■ EXERCISE DIRECTIONS ■
Tally the lines that contain the string "this" and give the number by itself.

"""

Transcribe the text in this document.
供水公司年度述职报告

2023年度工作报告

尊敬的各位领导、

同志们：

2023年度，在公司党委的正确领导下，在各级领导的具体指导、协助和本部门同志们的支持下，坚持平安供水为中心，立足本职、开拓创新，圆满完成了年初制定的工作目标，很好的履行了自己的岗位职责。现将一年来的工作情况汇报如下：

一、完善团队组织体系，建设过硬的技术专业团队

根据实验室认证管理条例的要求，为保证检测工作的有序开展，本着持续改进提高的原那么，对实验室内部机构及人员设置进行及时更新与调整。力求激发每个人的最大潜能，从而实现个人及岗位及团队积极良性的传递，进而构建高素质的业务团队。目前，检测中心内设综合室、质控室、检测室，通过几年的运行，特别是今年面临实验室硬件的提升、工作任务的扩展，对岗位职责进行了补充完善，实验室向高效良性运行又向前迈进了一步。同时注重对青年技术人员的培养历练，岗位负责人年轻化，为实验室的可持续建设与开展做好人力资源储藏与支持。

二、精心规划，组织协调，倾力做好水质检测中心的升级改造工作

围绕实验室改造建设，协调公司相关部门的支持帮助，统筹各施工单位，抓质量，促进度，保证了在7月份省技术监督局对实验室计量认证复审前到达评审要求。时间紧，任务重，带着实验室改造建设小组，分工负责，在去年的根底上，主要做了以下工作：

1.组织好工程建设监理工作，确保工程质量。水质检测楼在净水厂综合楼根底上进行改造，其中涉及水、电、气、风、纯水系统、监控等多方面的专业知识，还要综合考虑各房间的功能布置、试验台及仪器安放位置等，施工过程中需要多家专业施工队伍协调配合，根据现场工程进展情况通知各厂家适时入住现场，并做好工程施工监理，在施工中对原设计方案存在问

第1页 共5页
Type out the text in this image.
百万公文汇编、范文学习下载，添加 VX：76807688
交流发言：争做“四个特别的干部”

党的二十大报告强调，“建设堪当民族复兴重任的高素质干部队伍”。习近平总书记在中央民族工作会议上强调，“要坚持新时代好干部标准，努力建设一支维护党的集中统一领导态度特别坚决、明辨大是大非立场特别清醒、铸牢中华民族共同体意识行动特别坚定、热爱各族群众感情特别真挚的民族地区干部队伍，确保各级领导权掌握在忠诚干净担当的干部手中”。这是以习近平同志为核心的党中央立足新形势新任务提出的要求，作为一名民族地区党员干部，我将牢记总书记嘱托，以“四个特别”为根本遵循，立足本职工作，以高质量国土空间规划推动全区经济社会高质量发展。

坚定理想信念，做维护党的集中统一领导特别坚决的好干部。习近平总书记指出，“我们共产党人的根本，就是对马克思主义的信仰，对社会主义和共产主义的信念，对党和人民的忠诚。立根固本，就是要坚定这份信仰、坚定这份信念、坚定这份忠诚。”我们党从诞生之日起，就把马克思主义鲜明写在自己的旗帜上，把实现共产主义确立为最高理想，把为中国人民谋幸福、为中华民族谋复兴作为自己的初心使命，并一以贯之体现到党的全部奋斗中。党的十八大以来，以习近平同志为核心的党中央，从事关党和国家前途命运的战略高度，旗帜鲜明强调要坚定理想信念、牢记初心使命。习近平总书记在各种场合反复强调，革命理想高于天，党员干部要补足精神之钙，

"""

■ TASK RESULT ■
2